## [Work to be completed]
All of the material below is to be repeated exactly.

--- begin Supplied records ---

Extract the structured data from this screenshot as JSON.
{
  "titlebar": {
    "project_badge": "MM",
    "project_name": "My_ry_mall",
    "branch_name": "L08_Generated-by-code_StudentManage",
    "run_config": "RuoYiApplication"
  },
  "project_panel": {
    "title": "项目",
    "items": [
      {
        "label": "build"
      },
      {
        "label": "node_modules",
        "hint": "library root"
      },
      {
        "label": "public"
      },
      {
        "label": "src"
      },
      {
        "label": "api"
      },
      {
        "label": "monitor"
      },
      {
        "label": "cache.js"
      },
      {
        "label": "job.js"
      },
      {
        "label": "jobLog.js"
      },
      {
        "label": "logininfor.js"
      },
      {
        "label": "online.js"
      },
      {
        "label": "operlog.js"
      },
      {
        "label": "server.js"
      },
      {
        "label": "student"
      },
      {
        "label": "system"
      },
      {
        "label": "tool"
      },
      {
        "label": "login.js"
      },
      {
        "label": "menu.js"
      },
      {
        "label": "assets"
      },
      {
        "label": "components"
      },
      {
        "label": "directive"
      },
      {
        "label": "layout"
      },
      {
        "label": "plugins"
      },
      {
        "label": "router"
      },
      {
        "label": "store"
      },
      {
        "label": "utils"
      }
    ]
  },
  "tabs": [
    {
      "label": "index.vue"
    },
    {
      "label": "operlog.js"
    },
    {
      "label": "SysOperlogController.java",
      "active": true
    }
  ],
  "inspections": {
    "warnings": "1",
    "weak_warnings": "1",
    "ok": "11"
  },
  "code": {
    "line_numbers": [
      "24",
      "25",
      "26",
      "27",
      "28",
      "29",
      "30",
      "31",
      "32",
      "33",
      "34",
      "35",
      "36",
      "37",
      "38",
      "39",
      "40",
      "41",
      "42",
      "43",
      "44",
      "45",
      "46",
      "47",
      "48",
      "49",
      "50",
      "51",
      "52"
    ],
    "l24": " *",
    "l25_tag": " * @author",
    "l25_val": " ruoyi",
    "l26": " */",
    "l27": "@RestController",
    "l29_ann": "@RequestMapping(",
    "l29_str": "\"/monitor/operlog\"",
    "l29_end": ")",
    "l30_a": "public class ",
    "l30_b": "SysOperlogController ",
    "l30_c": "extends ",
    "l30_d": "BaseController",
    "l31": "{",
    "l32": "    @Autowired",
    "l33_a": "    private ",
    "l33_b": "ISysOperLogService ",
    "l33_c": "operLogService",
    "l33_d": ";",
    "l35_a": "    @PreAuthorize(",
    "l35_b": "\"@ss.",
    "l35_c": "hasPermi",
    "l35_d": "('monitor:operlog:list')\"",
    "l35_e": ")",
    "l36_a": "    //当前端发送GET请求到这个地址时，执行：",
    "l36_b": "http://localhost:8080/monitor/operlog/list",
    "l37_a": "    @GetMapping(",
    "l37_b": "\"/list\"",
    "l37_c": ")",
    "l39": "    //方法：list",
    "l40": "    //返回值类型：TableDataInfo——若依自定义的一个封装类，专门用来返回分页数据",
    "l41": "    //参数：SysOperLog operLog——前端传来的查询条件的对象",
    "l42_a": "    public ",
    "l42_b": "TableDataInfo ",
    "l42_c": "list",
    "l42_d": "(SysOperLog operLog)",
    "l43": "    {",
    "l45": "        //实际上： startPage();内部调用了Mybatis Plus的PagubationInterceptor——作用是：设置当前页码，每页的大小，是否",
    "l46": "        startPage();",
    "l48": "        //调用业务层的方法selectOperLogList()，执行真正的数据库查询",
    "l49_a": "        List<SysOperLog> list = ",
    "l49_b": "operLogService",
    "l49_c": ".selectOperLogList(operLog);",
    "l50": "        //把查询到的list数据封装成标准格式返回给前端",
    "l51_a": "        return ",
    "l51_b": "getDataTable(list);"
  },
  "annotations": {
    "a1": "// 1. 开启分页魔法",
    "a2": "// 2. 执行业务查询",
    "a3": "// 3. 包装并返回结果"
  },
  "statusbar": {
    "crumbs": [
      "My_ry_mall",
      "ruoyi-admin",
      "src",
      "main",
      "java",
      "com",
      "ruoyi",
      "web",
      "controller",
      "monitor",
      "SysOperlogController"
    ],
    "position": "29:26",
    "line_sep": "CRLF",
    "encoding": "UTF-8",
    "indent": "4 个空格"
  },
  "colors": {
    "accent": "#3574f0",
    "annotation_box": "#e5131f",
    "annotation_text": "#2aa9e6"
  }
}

--- end Supplied records ---

## [Correct answer]
Extract the structured data from this screenshot as JSON.
{
  "titlebar": {
    "project_badge": "MM",
    "project_name": "My_ry_mall",
    "branch_name": "L08_Generated-by-code_StudentManage",
    "run_config": "RuoYiApplication"
  },
  "project_panel": {
    "title": "项目",
    "items": [
      {
        "label": "build"
      },
      {
        "label": "node_modules",
        "hint": "library root"
      },
      {
        "label": "public"
      },
      {
        "label": "src"
      },
      {
        "label": "api"
      },
      {
        "label": "monitor"
      },
      {
        "label": "cache.js"
      },
      {
        "label": "job.js"
      },
      {
        "label": "jobLog.js"
      },
      {
        "label": "logininfor.js"
      },
      {
        "label": "online.js"
      },
      {
        "label": "operlog.js"
      },
      {
        "label": "server.js"
      },
      {
        "label": "student"
      },
      {
        "label": "system"
      },
      {
        "label": "tool"
      },
      {
        "label": "login.js"
      },
      {
        "label": "menu.js"
      },
      {
        "label": "assets"
      },
      {
        "label": "components"
      },
      {
        "label": "directive"
      },
      {
        "label": "layout"
      },
      {
        "label": "plugins"
      },
      {
        "label": "router"
      },
      {
        "label": "store"
      },
      {
        "label": "utils"
      }
    ]
  },
  "tabs": [
    {
      "label": "index.vue"
    },
    {
      "label": "operlog.js"
    },
    {
      "label": "SysOperlogController.java",
      "active": true
    }
  ],
  "inspections": {
    "warnings": "1",
    "weak_warnings": "1",
    "ok": "11"
  },
  "code": {
    "line_numbers": [
      "24",
      "25",
      "26",
      "27",
      "28",
      "29",
      "30",
      "31",
      "32",
      "33",
      "34",
      "35",
      "36",
      "37",
      "38",
      "39",
      "40",
      "41",
      "42",
      "43",
      "44",
      "45",
      "46",
      "47",
      "48",
      "49",
      "50",
      "51",
      "52"
    ],
    "l24": " *",
    "l25_tag": " * @author",
    "l25_val": " ruoyi",
    "l26": " */",
    "l27": "@RestController",
    "l29_ann": "@RequestMapping(",
    "l29_str": "\"/monitor/operlog\"",
    "l29_end": ")",
    "l30_a": "public class ",
    "l30_b": "SysOperlogController ",
    "l30_c": "extends ",
    "l30_d": "BaseController",
    "l31": "{",
    "l32": "    @Autowired",
    "l33_a": "    private ",
    "l33_b": "ISysOperLogService ",
    "l33_c": "operLogService",
    "l33_d": ";",
    "l35_a": "    @PreAuthorize(",
    "l35_b": "\"@ss.",
    "l35_c": "hasPermi",
    "l35_d": "('monitor:operlog:list')\"",
    "l35_e": ")",
    "l36_a": "    //当前端发送GET请求到这个地址时，执行：",
    "l36_b": "http://localhost:8080/monitor/operlog/list",
    "l37_a": "    @GetMapping(",
    "l37_b": "\"/list\"",
    "l37_c": ")",
    "l39": "    //方法：list",
    "l40": "    //返回值类型：TableDataInfo——若依自定义的一个封装类，专门用来返回分页数据",
    "l41": "    //参数：SysOperLog operLog——前端传来的查询条件的对象",
    "l42_a": "    public ",
    "l42_b": "TableDataInfo ",
    "l42_c": "list",
    "l42_d": "(SysOperLog operLog)",
    "l43": "    {",
    "l45": "        //实际上： startPage();内部调用了Mybatis Plus的PagubationInterceptor——作用是：设置当前页码，每页的大小，是否",
    "l46": "        startPage();",
    "l48": "        //调用业务层的方法selectOperLogList()，执行真正的数据库查询",
    "l49_a": "        List<SysOperLog> list = ",
    "l49_b": "operLogService",
    "l49_c": ".selectOperLogList(operLog);",
    "l50": "        //把查询到的list数据封装成标准格式返回给前端",
    "l51_a": "        return ",
    "l51_b": "getDataTable(list);"
  },
  "annotations": {
    "a1": "// 1. 开启分页魔法",
    "a2": "// 2. 执行业务查询",
    "a3": "// 3. 包装并返回结果"
  },
  "statusbar": {
    "crumbs": [
      "My_ry_mall",
      "ruoyi-admin",
      "src",
      "main",
      "java",
      "com",
      "ruoyi",
      "web",
      "controller",
      "monitor",
      "SysOperlogController"
    ],
    "position": "29:26",
    "line_sep": "CRLF",
    "encoding": "UTF-8",
    "indent": "4 个空格"
  },
  "colors": {
    "accent": "#3574f0",
    "annotation_box": "#e5131f",
    "annotation_text": "#2aa9e6"
  }
}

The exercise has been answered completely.